>> Begin

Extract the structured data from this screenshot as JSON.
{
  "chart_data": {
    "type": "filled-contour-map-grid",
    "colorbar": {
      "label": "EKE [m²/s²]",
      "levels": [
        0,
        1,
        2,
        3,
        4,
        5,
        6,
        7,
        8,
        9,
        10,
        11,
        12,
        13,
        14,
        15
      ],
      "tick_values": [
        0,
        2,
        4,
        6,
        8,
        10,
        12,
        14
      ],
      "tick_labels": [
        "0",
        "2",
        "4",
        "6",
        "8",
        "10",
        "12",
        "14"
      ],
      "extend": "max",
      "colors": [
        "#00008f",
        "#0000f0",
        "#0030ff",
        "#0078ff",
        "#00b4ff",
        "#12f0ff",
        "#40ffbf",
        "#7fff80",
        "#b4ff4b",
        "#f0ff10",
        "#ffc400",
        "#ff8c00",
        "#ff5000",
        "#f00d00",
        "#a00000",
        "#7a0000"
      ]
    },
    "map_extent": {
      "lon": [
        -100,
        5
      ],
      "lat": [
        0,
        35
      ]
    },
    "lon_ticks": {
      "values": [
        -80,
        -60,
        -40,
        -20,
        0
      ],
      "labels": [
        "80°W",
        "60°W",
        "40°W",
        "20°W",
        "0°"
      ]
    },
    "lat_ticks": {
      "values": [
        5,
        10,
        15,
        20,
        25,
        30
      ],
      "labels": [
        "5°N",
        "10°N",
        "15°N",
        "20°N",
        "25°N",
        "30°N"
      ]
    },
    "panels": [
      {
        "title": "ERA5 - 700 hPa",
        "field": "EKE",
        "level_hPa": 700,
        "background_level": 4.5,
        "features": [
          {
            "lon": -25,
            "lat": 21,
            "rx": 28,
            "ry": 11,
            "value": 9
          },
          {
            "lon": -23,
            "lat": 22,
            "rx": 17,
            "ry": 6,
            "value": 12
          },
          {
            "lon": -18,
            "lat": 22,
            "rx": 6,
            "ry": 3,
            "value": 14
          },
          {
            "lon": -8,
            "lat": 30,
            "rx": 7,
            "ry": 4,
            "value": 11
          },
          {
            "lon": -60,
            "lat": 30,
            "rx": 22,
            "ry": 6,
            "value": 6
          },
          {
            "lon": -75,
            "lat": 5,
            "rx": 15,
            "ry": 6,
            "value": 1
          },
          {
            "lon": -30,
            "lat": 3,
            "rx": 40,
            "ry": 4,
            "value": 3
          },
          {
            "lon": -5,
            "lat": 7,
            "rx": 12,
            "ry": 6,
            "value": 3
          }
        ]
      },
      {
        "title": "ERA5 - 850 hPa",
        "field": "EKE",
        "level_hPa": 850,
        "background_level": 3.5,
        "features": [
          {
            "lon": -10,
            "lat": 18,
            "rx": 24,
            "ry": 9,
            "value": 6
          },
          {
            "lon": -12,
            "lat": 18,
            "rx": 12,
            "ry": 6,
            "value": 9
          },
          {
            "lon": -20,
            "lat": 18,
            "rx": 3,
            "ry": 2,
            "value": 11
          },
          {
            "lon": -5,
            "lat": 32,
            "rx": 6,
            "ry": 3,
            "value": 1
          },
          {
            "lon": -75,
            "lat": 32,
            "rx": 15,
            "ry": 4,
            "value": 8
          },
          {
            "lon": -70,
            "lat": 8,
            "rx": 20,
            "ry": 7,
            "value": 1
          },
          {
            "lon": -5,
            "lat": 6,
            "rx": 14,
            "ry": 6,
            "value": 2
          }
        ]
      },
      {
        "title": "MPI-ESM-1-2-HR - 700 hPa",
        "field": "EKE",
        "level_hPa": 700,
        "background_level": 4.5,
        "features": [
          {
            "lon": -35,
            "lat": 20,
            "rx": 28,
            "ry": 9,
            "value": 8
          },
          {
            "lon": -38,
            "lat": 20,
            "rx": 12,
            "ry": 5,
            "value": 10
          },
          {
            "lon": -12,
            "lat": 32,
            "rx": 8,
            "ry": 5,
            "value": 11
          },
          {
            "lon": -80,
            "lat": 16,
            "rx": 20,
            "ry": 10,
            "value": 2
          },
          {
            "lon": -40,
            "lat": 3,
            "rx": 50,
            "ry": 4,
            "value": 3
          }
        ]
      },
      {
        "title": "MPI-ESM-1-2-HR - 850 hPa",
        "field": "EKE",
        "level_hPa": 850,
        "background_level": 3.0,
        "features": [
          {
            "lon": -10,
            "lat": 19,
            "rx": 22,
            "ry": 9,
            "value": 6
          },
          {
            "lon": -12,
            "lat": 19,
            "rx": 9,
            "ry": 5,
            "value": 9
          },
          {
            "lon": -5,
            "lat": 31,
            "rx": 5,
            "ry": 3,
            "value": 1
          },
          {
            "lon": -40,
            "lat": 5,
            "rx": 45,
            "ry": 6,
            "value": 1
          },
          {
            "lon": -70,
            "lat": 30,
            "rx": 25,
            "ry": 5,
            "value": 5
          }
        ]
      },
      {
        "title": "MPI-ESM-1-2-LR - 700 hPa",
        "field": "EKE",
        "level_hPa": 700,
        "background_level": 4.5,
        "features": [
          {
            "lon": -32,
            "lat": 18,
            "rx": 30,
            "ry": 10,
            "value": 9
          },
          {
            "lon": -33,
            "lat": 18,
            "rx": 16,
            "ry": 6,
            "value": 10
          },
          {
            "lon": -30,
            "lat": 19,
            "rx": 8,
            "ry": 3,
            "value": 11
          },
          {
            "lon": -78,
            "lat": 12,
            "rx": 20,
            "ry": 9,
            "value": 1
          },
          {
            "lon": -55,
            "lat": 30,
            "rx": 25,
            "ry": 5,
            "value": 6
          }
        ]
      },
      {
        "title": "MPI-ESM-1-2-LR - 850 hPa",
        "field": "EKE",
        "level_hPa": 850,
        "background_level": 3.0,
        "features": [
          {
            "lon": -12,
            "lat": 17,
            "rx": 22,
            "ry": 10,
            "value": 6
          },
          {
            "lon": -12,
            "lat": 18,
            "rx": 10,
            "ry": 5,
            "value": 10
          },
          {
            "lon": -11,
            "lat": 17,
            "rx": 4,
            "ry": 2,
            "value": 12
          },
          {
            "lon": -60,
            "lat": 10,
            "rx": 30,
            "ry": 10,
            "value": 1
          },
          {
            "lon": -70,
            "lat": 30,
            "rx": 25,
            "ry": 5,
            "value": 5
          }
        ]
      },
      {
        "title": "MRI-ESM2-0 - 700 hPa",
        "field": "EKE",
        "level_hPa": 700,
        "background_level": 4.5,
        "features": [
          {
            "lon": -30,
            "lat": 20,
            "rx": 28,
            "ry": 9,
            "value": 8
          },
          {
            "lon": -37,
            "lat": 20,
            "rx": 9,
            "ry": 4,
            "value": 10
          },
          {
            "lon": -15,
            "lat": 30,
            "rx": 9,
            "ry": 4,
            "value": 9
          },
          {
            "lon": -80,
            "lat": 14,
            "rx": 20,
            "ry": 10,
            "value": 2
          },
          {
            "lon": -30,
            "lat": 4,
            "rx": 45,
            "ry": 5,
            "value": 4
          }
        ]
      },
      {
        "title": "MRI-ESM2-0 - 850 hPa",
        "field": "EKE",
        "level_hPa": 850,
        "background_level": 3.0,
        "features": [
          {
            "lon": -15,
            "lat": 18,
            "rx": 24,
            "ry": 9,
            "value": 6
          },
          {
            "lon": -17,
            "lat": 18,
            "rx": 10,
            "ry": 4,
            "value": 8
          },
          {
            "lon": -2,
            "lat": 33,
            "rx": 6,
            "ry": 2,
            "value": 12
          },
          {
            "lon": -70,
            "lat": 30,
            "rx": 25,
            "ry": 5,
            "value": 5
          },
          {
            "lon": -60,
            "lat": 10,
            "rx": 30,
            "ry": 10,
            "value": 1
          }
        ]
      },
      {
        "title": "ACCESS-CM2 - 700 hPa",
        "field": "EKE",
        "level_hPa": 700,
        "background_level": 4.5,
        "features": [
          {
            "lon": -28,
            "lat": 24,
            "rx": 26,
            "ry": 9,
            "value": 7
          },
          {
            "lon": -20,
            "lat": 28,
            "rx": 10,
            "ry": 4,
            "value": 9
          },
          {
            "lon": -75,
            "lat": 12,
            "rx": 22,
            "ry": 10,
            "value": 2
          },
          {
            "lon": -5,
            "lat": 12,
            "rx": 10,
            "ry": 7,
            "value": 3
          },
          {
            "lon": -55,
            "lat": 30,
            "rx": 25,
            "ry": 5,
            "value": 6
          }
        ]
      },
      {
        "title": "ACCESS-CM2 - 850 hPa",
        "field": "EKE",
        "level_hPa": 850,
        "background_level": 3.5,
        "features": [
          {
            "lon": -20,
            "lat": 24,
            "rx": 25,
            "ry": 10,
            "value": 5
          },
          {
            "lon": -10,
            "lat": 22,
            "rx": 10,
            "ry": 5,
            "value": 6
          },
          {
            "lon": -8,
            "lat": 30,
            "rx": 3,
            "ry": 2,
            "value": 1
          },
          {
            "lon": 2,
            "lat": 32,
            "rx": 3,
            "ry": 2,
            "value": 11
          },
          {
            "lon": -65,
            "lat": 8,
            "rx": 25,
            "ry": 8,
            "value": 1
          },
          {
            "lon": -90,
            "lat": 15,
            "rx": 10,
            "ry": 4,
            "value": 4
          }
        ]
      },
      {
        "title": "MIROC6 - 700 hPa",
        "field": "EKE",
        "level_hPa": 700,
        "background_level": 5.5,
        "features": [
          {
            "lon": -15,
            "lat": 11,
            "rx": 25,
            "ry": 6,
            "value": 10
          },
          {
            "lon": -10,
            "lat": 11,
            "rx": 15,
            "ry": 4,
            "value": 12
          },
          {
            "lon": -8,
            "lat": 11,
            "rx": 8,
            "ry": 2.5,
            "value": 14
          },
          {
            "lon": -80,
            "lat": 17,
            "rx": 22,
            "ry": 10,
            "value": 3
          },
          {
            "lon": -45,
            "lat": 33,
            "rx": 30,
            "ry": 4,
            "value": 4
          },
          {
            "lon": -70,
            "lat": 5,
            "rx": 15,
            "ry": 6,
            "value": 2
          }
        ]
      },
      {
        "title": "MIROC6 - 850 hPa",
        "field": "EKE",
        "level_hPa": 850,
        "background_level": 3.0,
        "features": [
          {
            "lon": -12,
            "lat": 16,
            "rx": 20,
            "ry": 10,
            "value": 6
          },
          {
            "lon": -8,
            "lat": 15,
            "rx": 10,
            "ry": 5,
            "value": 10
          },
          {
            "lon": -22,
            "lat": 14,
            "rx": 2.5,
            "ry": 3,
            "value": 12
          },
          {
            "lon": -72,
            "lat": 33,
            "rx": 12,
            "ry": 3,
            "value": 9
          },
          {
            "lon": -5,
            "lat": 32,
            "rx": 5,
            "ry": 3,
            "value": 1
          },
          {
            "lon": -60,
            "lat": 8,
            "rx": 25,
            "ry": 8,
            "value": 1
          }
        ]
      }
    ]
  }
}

>> End

▶ What needs to be done
From the entries above, select each line containing the string "title".

▶ Task result
        "title": "ERA5 - 700 hPa",
        "title": "ERA5 - 850 hPa",
        "title": "MPI-ESM-1-2-HR - 700 hPa",
        "title": "MPI-ESM-1-2-HR - 850 hPa",
        "title": "MPI-ESM-1-2-LR - 700 hPa",
        "title": "MPI-ESM-1-2-LR - 850 hPa",
        "title": "MRI-ESM2-0 - 700 hPa",
        "title": "MRI-ESM2-0 - 850 hPa",
        "title": "ACCESS-CM2 - 700 hPa",
        "title": "ACCESS-CM2 - 850 hPa",
        "title": "MIROC6 - 700 hPa",
        "title": "MIROC6 - 850 hPa",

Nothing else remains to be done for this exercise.